Report each line in the material below that contains the word "unread", copying every such line in full.

**DATA LISTING**
———
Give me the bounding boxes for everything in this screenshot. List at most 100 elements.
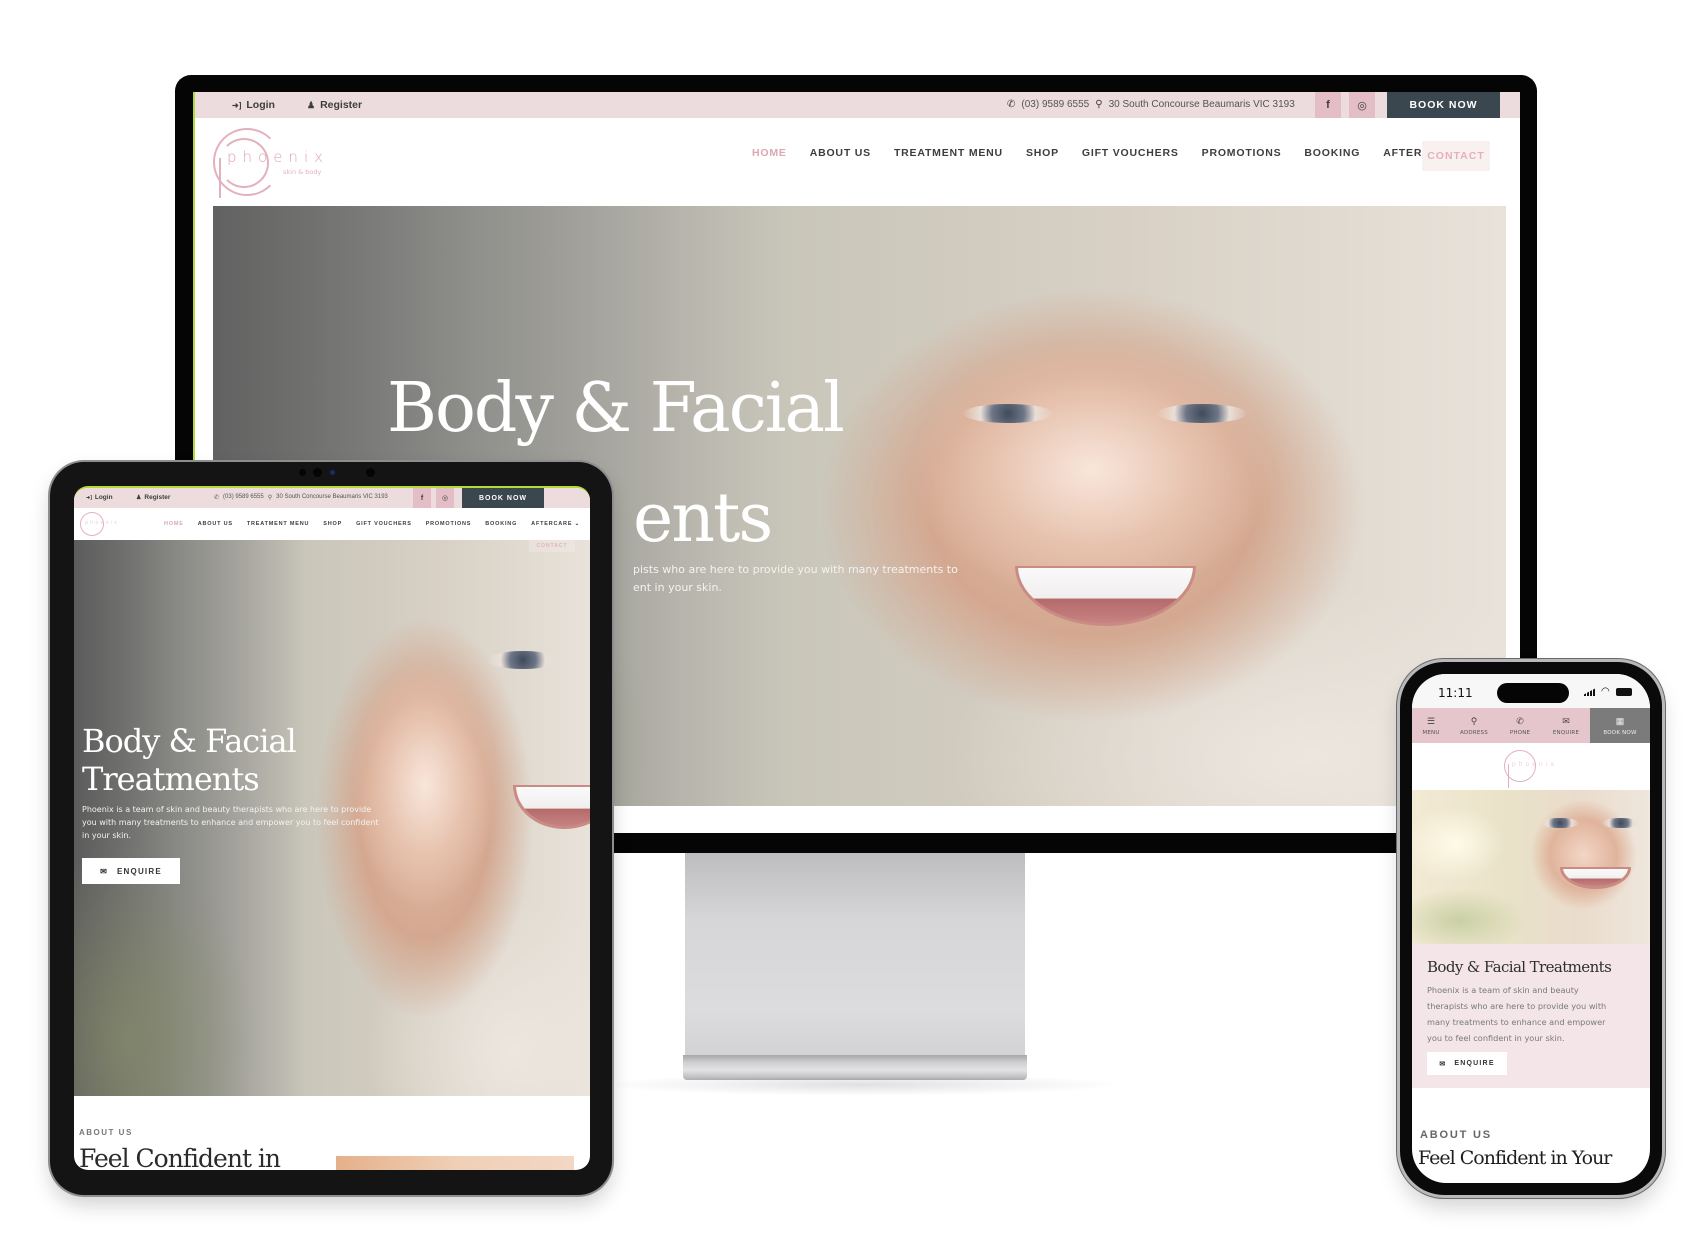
———
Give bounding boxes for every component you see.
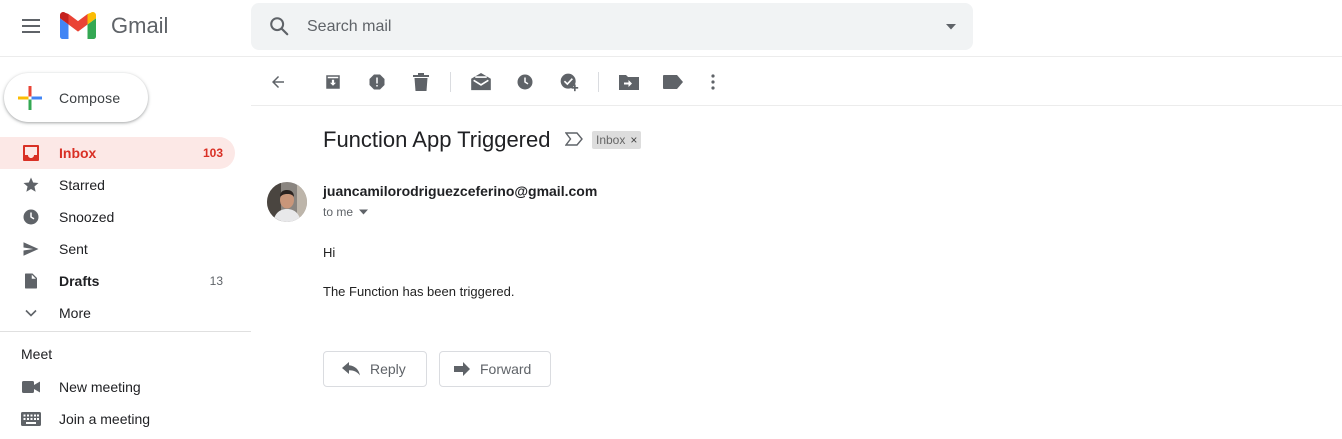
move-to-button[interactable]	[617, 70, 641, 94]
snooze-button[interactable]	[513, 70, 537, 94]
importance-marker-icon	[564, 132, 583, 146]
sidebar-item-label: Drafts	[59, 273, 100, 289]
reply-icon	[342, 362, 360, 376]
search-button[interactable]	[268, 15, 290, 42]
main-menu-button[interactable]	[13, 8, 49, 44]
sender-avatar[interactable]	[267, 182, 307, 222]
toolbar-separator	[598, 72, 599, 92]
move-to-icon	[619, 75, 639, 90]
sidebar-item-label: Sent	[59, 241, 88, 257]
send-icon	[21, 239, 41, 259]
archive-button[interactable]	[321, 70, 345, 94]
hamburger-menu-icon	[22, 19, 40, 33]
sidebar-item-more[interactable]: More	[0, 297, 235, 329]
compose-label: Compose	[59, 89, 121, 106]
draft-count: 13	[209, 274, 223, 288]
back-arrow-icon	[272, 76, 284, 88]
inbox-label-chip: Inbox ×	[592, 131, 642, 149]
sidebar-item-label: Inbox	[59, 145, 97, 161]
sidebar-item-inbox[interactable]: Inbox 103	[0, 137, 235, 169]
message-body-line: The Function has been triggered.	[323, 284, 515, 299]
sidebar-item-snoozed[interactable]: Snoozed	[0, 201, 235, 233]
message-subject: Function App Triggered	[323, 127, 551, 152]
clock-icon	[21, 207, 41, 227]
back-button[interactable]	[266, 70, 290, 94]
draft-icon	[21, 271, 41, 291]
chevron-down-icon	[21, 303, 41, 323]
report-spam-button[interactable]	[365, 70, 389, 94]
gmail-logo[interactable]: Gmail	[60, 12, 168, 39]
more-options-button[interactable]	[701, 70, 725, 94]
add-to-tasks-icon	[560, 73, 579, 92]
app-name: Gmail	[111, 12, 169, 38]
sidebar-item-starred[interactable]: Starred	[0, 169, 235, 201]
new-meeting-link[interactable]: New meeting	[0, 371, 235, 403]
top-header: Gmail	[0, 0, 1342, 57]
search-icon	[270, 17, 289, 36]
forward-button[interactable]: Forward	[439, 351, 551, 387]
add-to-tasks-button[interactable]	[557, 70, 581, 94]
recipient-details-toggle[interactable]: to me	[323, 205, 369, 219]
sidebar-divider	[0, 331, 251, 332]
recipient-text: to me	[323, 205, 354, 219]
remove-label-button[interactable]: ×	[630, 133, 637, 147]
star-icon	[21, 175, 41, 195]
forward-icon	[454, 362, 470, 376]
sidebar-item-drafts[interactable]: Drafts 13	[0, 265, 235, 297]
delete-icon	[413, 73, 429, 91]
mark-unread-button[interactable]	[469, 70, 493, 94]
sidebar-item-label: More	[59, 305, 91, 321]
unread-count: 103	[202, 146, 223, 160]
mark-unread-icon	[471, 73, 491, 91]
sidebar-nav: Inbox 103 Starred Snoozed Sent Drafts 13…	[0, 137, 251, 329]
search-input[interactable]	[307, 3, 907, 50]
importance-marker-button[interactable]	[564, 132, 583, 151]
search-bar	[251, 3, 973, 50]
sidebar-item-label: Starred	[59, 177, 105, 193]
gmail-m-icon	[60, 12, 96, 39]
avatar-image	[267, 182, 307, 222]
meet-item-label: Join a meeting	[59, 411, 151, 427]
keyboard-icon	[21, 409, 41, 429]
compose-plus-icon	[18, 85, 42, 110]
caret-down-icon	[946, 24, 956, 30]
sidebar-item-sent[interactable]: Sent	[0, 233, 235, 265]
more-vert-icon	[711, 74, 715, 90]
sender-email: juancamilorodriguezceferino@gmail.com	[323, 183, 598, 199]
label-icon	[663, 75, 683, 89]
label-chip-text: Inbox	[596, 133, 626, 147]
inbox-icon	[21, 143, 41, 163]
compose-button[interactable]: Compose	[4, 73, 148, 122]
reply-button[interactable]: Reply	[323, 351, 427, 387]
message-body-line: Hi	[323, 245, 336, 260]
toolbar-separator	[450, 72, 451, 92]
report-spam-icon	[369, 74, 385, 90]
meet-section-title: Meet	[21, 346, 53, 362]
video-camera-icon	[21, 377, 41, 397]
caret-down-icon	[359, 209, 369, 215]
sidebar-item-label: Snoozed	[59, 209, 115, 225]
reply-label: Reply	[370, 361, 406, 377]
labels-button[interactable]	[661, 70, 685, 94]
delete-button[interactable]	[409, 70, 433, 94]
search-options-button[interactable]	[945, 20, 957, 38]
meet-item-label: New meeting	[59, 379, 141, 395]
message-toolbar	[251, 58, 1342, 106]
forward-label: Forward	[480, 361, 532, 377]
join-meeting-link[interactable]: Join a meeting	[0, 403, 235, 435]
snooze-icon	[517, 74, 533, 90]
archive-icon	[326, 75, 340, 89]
———
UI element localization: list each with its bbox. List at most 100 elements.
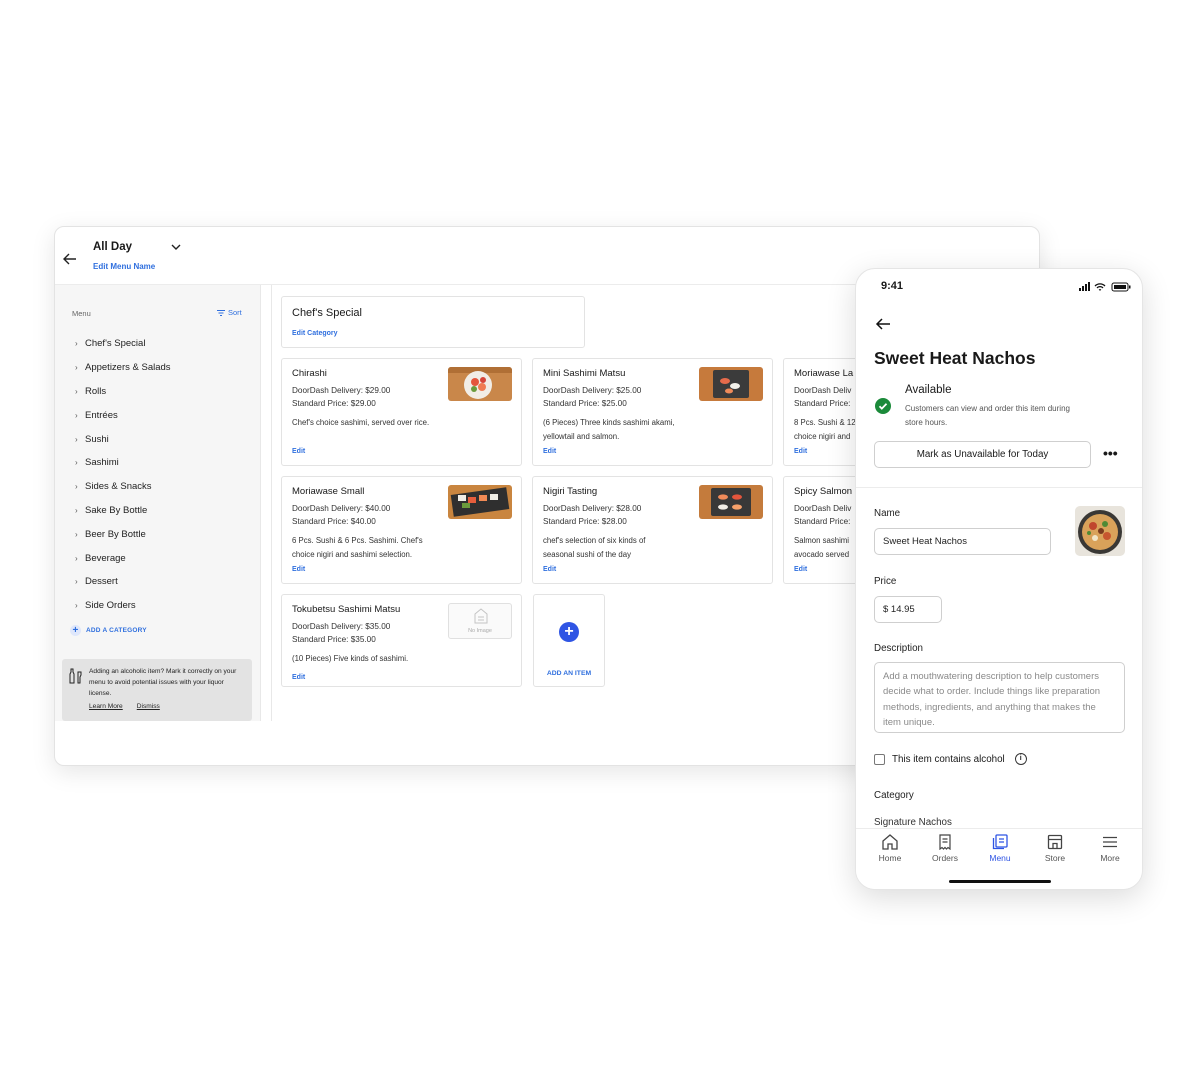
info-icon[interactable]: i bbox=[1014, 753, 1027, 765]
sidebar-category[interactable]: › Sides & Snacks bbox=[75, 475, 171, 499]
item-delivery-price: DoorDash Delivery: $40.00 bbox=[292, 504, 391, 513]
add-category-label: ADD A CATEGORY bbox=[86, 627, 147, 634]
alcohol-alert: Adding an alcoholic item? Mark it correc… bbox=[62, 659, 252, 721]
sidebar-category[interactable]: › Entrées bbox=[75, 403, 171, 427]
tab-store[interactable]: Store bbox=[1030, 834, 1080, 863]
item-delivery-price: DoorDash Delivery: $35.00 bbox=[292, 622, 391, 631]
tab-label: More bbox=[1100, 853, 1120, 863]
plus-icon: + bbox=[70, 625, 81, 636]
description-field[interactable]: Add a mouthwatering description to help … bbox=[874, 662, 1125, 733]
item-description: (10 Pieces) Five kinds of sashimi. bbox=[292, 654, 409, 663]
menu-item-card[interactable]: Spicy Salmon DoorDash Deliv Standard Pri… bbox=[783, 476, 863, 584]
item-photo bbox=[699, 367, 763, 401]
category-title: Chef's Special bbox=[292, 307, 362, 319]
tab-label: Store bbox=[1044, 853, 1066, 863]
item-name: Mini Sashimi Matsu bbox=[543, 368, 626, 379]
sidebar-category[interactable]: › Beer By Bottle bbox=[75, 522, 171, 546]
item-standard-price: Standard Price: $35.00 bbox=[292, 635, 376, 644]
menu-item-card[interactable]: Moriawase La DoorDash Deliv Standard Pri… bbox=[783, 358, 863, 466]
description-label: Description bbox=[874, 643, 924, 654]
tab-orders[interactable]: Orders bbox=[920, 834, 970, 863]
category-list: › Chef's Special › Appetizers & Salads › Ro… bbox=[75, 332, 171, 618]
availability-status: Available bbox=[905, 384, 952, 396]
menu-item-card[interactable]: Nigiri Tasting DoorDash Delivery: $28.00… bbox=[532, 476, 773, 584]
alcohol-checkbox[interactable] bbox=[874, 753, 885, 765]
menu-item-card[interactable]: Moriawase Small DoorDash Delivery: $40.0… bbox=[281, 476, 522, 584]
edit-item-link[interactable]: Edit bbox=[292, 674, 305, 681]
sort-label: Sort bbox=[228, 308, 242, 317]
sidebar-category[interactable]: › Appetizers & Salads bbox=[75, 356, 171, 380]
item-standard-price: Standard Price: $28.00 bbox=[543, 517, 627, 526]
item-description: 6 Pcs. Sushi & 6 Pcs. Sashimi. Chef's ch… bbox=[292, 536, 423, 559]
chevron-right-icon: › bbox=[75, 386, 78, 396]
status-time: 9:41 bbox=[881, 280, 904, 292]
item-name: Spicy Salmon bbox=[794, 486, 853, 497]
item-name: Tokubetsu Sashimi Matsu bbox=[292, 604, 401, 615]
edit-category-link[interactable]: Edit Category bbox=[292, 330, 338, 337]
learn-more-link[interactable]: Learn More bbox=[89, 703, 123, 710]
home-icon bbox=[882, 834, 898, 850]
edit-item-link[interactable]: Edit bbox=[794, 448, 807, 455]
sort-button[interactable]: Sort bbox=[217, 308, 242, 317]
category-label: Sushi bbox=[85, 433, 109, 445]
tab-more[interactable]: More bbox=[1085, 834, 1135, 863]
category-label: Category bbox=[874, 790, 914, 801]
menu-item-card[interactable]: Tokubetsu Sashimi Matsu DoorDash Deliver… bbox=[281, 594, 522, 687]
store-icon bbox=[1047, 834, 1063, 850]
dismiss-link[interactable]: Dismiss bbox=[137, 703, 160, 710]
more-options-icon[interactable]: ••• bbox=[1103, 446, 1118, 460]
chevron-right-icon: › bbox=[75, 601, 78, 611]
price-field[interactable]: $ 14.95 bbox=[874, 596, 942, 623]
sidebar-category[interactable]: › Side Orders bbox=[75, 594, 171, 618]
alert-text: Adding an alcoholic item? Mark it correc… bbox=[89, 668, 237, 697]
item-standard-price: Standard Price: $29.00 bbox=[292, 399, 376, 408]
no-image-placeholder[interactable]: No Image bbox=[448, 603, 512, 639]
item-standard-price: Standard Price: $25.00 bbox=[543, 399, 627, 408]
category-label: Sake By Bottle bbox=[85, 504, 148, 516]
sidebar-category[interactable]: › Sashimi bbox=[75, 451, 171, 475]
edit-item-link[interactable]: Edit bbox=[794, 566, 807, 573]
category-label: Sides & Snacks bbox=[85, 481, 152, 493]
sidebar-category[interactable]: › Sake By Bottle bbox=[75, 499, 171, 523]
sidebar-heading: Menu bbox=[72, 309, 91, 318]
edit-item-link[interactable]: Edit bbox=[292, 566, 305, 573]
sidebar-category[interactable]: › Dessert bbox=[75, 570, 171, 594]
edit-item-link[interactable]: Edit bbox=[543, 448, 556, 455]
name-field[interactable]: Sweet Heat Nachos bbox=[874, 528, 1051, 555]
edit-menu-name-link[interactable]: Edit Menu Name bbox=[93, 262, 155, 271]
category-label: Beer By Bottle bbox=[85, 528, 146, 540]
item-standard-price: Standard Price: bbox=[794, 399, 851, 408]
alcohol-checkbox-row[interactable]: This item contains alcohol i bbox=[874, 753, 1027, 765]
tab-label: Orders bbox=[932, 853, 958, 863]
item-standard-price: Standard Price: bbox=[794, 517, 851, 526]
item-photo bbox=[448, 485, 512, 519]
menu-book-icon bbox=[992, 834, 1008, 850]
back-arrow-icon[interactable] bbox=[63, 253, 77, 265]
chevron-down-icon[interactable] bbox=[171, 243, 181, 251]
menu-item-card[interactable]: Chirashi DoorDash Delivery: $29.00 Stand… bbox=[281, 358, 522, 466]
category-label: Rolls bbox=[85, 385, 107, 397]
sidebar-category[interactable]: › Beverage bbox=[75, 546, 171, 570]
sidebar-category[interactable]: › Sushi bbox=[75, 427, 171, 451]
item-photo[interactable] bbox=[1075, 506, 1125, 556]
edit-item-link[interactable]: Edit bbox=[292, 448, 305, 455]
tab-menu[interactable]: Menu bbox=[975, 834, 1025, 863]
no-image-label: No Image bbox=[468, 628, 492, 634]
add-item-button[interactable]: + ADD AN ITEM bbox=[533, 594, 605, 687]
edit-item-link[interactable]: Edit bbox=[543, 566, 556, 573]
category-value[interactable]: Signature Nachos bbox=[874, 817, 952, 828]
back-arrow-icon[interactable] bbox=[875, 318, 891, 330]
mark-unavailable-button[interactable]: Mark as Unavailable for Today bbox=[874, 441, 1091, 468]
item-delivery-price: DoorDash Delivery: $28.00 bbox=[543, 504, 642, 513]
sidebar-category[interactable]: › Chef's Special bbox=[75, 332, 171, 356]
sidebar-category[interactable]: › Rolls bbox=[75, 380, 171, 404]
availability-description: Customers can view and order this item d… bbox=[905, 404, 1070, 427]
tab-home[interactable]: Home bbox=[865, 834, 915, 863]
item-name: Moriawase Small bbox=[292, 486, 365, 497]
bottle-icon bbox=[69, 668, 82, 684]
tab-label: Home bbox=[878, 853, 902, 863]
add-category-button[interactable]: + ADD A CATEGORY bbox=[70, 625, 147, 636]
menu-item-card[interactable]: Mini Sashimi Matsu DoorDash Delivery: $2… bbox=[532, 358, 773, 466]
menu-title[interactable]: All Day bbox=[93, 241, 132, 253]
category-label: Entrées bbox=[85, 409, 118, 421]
———
**RESULT**
mark-unread-button[interactable]	[469, 70, 493, 94]
unread-count: 103	[202, 146, 223, 160]
mark-unread-icon	[471, 73, 491, 91]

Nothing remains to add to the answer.